begin Task inputs

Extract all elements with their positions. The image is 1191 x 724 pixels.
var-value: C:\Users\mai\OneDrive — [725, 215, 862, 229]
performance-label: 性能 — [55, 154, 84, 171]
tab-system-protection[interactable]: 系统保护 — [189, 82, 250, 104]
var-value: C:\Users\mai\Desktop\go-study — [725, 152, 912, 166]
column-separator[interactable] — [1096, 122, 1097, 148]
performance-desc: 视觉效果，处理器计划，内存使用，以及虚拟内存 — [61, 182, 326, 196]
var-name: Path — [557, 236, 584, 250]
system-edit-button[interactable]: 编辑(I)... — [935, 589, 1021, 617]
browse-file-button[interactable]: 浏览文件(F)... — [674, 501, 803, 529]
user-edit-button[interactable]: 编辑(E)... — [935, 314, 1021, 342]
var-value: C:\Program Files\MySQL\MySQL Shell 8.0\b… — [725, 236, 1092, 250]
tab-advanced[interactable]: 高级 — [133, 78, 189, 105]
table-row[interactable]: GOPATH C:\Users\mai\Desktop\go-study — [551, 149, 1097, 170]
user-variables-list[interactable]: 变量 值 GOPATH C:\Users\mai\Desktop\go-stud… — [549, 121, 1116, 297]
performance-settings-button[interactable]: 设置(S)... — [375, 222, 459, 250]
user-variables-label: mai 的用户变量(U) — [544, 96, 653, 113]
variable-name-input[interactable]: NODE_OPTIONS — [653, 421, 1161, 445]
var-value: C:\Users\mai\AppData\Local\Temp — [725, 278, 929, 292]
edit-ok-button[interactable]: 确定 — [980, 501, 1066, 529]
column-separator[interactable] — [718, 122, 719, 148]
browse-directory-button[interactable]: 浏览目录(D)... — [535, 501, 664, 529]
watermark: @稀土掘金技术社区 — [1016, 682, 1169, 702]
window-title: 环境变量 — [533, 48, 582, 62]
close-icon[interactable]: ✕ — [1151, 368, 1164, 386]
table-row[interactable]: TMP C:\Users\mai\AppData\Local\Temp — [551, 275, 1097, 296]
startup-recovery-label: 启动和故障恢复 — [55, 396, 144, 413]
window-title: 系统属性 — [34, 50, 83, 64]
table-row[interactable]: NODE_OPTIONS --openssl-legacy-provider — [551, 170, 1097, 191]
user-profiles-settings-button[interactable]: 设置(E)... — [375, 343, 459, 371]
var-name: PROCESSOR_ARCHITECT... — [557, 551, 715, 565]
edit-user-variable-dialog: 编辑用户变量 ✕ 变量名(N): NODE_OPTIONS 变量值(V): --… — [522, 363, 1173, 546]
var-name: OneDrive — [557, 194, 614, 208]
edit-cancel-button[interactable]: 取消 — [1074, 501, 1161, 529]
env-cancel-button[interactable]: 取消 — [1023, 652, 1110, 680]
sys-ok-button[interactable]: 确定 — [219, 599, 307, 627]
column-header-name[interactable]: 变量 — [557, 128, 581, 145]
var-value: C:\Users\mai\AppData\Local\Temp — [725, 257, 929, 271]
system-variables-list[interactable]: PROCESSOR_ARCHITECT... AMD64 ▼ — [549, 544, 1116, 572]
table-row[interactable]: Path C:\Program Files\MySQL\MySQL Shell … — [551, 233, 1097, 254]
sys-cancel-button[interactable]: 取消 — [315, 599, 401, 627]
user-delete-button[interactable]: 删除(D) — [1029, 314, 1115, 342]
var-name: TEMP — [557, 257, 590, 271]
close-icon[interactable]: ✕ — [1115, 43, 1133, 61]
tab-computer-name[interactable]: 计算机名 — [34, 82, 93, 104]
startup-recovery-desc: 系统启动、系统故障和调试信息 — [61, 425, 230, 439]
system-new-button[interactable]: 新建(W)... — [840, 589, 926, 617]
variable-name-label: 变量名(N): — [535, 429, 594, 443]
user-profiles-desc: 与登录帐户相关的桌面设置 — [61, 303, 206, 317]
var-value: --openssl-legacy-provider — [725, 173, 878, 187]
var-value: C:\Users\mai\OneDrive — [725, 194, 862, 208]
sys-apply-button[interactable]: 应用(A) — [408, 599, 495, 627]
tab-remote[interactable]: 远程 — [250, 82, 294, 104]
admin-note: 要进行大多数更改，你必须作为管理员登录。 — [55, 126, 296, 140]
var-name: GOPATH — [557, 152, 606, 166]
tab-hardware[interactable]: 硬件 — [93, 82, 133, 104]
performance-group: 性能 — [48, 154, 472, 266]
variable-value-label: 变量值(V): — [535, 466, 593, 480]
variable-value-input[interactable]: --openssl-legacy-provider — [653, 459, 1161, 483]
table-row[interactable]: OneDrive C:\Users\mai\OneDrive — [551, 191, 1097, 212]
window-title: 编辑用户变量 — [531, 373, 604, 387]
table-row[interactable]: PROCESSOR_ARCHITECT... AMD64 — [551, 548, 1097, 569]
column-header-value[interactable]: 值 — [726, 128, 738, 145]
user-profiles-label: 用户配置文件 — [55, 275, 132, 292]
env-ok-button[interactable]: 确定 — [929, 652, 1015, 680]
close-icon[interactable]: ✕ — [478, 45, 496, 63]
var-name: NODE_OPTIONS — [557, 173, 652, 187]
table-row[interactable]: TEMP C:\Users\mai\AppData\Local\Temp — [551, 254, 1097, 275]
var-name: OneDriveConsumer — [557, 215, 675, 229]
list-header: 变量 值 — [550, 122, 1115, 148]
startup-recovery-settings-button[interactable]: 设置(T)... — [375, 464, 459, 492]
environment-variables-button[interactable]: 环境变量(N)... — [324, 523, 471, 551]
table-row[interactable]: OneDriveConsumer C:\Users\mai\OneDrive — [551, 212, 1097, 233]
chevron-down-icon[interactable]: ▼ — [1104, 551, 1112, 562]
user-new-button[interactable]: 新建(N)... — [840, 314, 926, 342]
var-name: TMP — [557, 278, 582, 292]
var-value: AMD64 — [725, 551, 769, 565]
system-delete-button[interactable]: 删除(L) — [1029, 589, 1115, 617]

end Task inputs

Your objective >>
Rewrite the records above, changing every "table-row" to "list-row" and leaving all else untouched.

Answer >>
Extract all elements with their positions. The image is 1191 x 724 pixels.
var-value: C:\Users\mai\OneDrive — [725, 215, 862, 229]
performance-label: 性能 — [55, 154, 84, 171]
tab-system-protection[interactable]: 系统保护 — [189, 82, 250, 104]
var-value: C:\Users\mai\Desktop\go-study — [725, 152, 912, 166]
column-separator[interactable] — [1096, 122, 1097, 148]
performance-desc: 视觉效果，处理器计划，内存使用，以及虚拟内存 — [61, 182, 326, 196]
var-name: Path — [557, 236, 584, 250]
system-edit-button[interactable]: 编辑(I)... — [935, 589, 1021, 617]
browse-file-button[interactable]: 浏览文件(F)... — [674, 501, 803, 529]
user-edit-button[interactable]: 编辑(E)... — [935, 314, 1021, 342]
var-value: C:\Program Files\MySQL\MySQL Shell 8.0\b… — [725, 236, 1092, 250]
tab-advanced[interactable]: 高级 — [133, 78, 189, 105]
list-row[interactable]: GOPATH C:\Users\mai\Desktop\go-study — [551, 149, 1097, 170]
user-variables-list[interactable]: 变量 值 GOPATH C:\Users\mai\Desktop\go-stud… — [549, 121, 1116, 297]
performance-settings-button[interactable]: 设置(S)... — [375, 222, 459, 250]
user-variables-label: mai 的用户变量(U) — [544, 96, 653, 113]
variable-name-input[interactable]: NODE_OPTIONS — [653, 421, 1161, 445]
var-value: C:\Users\mai\AppData\Local\Temp — [725, 278, 929, 292]
edit-ok-button[interactable]: 确定 — [980, 501, 1066, 529]
column-separator[interactable] — [718, 122, 719, 148]
browse-directory-button[interactable]: 浏览目录(D)... — [535, 501, 664, 529]
watermark: @稀土掘金技术社区 — [1016, 682, 1169, 702]
window-title: 环境变量 — [533, 48, 582, 62]
close-icon[interactable]: ✕ — [1151, 368, 1164, 386]
list-row[interactable]: TMP C:\Users\mai\AppData\Local\Temp — [551, 275, 1097, 296]
startup-recovery-label: 启动和故障恢复 — [55, 396, 144, 413]
window-title: 系统属性 — [34, 50, 83, 64]
list-row[interactable]: NODE_OPTIONS --openssl-legacy-provider — [551, 170, 1097, 191]
user-profiles-settings-button[interactable]: 设置(E)... — [375, 343, 459, 371]
var-name: PROCESSOR_ARCHITECT... — [557, 551, 715, 565]
edit-user-variable-dialog: 编辑用户变量 ✕ 变量名(N): NODE_OPTIONS 变量值(V): --… — [522, 363, 1173, 546]
var-name: OneDrive — [557, 194, 614, 208]
edit-cancel-button[interactable]: 取消 — [1074, 501, 1161, 529]
env-cancel-button[interactable]: 取消 — [1023, 652, 1110, 680]
sys-ok-button[interactable]: 确定 — [219, 599, 307, 627]
column-header-name[interactable]: 变量 — [557, 128, 581, 145]
var-value: C:\Users\mai\AppData\Local\Temp — [725, 257, 929, 271]
system-variables-list[interactable]: PROCESSOR_ARCHITECT... AMD64 ▼ — [549, 544, 1116, 572]
list-row[interactable]: Path C:\Program Files\MySQL\MySQL Shell … — [551, 233, 1097, 254]
sys-cancel-button[interactable]: 取消 — [315, 599, 401, 627]
user-delete-button[interactable]: 删除(D) — [1029, 314, 1115, 342]
var-name: TEMP — [557, 257, 590, 271]
close-icon[interactable]: ✕ — [1115, 43, 1133, 61]
tab-computer-name[interactable]: 计算机名 — [34, 82, 93, 104]
startup-recovery-desc: 系统启动、系统故障和调试信息 — [61, 425, 230, 439]
system-new-button[interactable]: 新建(W)... — [840, 589, 926, 617]
variable-name-label: 变量名(N): — [535, 429, 594, 443]
user-profiles-desc: 与登录帐户相关的桌面设置 — [61, 303, 206, 317]
var-value: --openssl-legacy-provider — [725, 173, 878, 187]
var-value: C:\Users\mai\OneDrive — [725, 194, 862, 208]
sys-apply-button[interactable]: 应用(A) — [408, 599, 495, 627]
tab-remote[interactable]: 远程 — [250, 82, 294, 104]
admin-note: 要进行大多数更改，你必须作为管理员登录。 — [55, 126, 296, 140]
var-name: GOPATH — [557, 152, 606, 166]
tab-hardware[interactable]: 硬件 — [93, 82, 133, 104]
performance-group: 性能 — [48, 154, 472, 266]
variable-value-label: 变量值(V): — [535, 466, 593, 480]
variable-value-input[interactable]: --openssl-legacy-provider — [653, 459, 1161, 483]
list-row[interactable]: OneDrive C:\Users\mai\OneDrive — [551, 191, 1097, 212]
window-title: 编辑用户变量 — [531, 373, 604, 387]
list-row[interactable]: PROCESSOR_ARCHITECT... AMD64 — [551, 548, 1097, 569]
column-header-value[interactable]: 值 — [726, 128, 738, 145]
user-profiles-label: 用户配置文件 — [55, 275, 132, 292]
env-ok-button[interactable]: 确定 — [929, 652, 1015, 680]
close-icon[interactable]: ✕ — [478, 45, 496, 63]
var-name: NODE_OPTIONS — [557, 173, 652, 187]
list-row[interactable]: TEMP C:\Users\mai\AppData\Local\Temp — [551, 254, 1097, 275]
var-name: OneDriveConsumer — [557, 215, 675, 229]
list-header: 变量 值 — [550, 122, 1115, 148]
startup-recovery-settings-button[interactable]: 设置(T)... — [375, 464, 459, 492]
environment-variables-button[interactable]: 环境变量(N)... — [324, 523, 471, 551]
list-row[interactable]: OneDriveConsumer C:\Users\mai\OneDrive — [551, 212, 1097, 233]
chevron-down-icon[interactable]: ▼ — [1104, 551, 1112, 562]
user-new-button[interactable]: 新建(N)... — [840, 314, 926, 342]
var-name: TMP — [557, 278, 582, 292]
var-value: AMD64 — [725, 551, 769, 565]
system-delete-button[interactable]: 删除(L) — [1029, 589, 1115, 617]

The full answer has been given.